• THE REQUEST
Return every entry exactly as written.

• PROVIDED ENTRIES
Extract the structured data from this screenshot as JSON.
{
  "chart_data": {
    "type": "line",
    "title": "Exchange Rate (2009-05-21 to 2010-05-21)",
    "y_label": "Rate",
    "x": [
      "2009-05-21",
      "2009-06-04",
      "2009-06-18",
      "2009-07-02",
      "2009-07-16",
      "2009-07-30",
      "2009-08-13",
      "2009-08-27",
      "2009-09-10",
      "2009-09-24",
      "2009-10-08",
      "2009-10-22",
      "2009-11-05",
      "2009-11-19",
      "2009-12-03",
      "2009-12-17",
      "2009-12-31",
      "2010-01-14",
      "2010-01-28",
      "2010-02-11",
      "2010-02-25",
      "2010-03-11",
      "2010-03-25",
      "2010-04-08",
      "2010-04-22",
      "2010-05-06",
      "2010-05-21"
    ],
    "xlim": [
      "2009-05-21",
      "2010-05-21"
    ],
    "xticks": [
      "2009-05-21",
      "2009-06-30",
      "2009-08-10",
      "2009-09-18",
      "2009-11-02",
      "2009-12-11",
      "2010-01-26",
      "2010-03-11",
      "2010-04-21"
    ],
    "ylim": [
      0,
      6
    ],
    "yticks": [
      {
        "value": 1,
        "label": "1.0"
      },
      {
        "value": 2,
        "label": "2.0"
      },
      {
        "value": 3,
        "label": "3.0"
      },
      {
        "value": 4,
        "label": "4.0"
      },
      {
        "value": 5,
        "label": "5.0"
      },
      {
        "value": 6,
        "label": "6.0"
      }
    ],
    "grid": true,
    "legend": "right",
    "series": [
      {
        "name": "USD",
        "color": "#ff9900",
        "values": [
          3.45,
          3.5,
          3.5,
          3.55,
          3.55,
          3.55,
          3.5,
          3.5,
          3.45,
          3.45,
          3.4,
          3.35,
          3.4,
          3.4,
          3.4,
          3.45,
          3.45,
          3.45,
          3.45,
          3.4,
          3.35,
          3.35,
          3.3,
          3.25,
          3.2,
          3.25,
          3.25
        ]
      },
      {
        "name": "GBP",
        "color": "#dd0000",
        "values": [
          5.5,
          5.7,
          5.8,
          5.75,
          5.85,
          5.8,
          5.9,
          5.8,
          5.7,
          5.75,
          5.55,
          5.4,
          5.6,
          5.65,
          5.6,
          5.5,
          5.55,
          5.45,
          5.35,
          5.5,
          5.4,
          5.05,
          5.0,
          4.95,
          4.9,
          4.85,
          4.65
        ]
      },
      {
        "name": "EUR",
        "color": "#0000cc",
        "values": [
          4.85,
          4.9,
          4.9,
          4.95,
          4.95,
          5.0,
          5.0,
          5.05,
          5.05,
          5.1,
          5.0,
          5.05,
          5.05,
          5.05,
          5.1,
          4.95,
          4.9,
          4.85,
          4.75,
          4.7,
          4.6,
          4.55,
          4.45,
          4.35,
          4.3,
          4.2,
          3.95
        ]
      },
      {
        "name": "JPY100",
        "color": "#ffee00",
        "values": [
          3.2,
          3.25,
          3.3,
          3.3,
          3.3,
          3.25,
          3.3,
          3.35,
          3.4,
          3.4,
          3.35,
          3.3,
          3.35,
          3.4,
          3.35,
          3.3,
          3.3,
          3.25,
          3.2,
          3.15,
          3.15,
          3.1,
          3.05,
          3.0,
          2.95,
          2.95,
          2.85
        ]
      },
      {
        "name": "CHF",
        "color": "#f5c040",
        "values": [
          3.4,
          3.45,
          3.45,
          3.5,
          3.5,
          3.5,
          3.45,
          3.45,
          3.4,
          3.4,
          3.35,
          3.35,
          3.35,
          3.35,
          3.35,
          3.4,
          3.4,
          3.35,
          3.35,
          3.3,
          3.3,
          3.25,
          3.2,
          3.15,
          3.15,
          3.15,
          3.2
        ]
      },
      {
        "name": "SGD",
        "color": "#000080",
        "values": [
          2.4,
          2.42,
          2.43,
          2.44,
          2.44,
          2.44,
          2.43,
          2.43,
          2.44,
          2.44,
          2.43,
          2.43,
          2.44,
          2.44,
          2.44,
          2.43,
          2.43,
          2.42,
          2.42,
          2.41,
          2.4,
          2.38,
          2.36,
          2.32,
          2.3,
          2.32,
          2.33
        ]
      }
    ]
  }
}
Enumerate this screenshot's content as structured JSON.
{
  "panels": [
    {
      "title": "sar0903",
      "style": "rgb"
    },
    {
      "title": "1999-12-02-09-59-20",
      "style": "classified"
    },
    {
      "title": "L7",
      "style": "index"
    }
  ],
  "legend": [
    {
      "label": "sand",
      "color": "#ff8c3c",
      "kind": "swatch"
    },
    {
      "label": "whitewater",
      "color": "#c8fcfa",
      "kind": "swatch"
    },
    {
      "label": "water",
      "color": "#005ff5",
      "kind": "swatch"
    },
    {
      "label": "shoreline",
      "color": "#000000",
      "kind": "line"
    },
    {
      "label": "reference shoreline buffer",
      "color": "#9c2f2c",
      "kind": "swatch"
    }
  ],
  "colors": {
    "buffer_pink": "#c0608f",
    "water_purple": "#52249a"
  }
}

• WRITTEN SOLUTION
Extract the structured data from this screenshot as JSON.
{
  "chart_data": {
    "type": "line",
    "title": "Exchange Rate (2009-05-21 to 2010-05-21)",
    "y_label": "Rate",
    "x": [
      "2009-05-21",
      "2009-06-04",
      "2009-06-18",
      "2009-07-02",
      "2009-07-16",
      "2009-07-30",
      "2009-08-13",
      "2009-08-27",
      "2009-09-10",
      "2009-09-24",
      "2009-10-08",
      "2009-10-22",
      "2009-11-05",
      "2009-11-19",
      "2009-12-03",
      "2009-12-17",
      "2009-12-31",
      "2010-01-14",
      "2010-01-28",
      "2010-02-11",
      "2010-02-25",
      "2010-03-11",
      "2010-03-25",
      "2010-04-08",
      "2010-04-22",
      "2010-05-06",
      "2010-05-21"
    ],
    "xlim": [
      "2009-05-21",
      "2010-05-21"
    ],
    "xticks": [
      "2009-05-21",
      "2009-06-30",
      "2009-08-10",
      "2009-09-18",
      "2009-11-02",
      "2009-12-11",
      "2010-01-26",
      "2010-03-11",
      "2010-04-21"
    ],
    "ylim": [
      0,
      6
    ],
    "yticks": [
      {
        "value": 1,
        "label": "1.0"
      },
      {
        "value": 2,
        "label": "2.0"
      },
      {
        "value": 3,
        "label": "3.0"
      },
      {
        "value": 4,
        "label": "4.0"
      },
      {
        "value": 5,
        "label": "5.0"
      },
      {
        "value": 6,
        "label": "6.0"
      }
    ],
    "grid": true,
    "legend": "right",
    "series": [
      {
        "name": "USD",
        "color": "#ff9900",
        "values": [
          3.45,
          3.5,
          3.5,
          3.55,
          3.55,
          3.55,
          3.5,
          3.5,
          3.45,
          3.45,
          3.4,
          3.35,
          3.4,
          3.4,
          3.4,
          3.45,
          3.45,
          3.45,
          3.45,
          3.4,
          3.35,
          3.35,
          3.3,
          3.25,
          3.2,
          3.25,
          3.25
        ]
      },
      {
        "name": "GBP",
        "color": "#dd0000",
        "values": [
          5.5,
          5.7,
          5.8,
          5.75,
          5.85,
          5.8,
          5.9,
          5.8,
          5.7,
          5.75,
          5.55,
          5.4,
          5.6,
          5.65,
          5.6,
          5.5,
          5.55,
          5.45,
          5.35,
          5.5,
          5.4,
          5.05,
          5.0,
          4.95,
          4.9,
          4.85,
          4.65
        ]
      },
      {
        "name": "EUR",
        "color": "#0000cc",
        "values": [
          4.85,
          4.9,
          4.9,
          4.95,
          4.95,
          5.0,
          5.0,
          5.05,
          5.05,
          5.1,
          5.0,
          5.05,
          5.05,
          5.05,
          5.1,
          4.95,
          4.9,
          4.85,
          4.75,
          4.7,
          4.6,
          4.55,
          4.45,
          4.35,
          4.3,
          4.2,
          3.95
        ]
      },
      {
        "name": "JPY100",
        "color": "#ffee00",
        "values": [
          3.2,
          3.25,
          3.3,
          3.3,
          3.3,
          3.25,
          3.3,
          3.35,
          3.4,
          3.4,
          3.35,
          3.3,
          3.35,
          3.4,
          3.35,
          3.3,
          3.3,
          3.25,
          3.2,
          3.15,
          3.15,
          3.1,
          3.05,
          3.0,
          2.95,
          2.95,
          2.85
        ]
      },
      {
        "name": "CHF",
        "color": "#f5c040",
        "values": [
          3.4,
          3.45,
          3.45,
          3.5,
          3.5,
          3.5,
          3.45,
          3.45,
          3.4,
          3.4,
          3.35,
          3.35,
          3.35,
          3.35,
          3.35,
          3.4,
          3.4,
          3.35,
          3.35,
          3.3,
          3.3,
          3.25,
          3.2,
          3.15,
          3.15,
          3.15,
          3.2
        ]
      },
      {
        "name": "SGD",
        "color": "#000080",
        "values": [
          2.4,
          2.42,
          2.43,
          2.44,
          2.44,
          2.44,
          2.43,
          2.43,
          2.44,
          2.44,
          2.43,
          2.43,
          2.44,
          2.44,
          2.44,
          2.43,
          2.43,
          2.42,
          2.42,
          2.41,
          2.4,
          2.38,
          2.36,
          2.32,
          2.3,
          2.32,
          2.33
        ]
      }
    ]
  }
}
Enumerate this screenshot's content as structured JSON.
{
  "panels": [
    {
      "title": "sar0903",
      "style": "rgb"
    },
    {
      "title": "1999-12-02-09-59-20",
      "style": "classified"
    },
    {
      "title": "L7",
      "style": "index"
    }
  ],
  "legend": [
    {
      "label": "sand",
      "color": "#ff8c3c",
      "kind": "swatch"
    },
    {
      "label": "whitewater",
      "color": "#c8fcfa",
      "kind": "swatch"
    },
    {
      "label": "water",
      "color": "#005ff5",
      "kind": "swatch"
    },
    {
      "label": "shoreline",
      "color": "#000000",
      "kind": "line"
    },
    {
      "label": "reference shoreline buffer",
      "color": "#9c2f2c",
      "kind": "swatch"
    }
  ],
  "colors": {
    "buffer_pink": "#c0608f",
    "water_purple": "#52249a"
  }
}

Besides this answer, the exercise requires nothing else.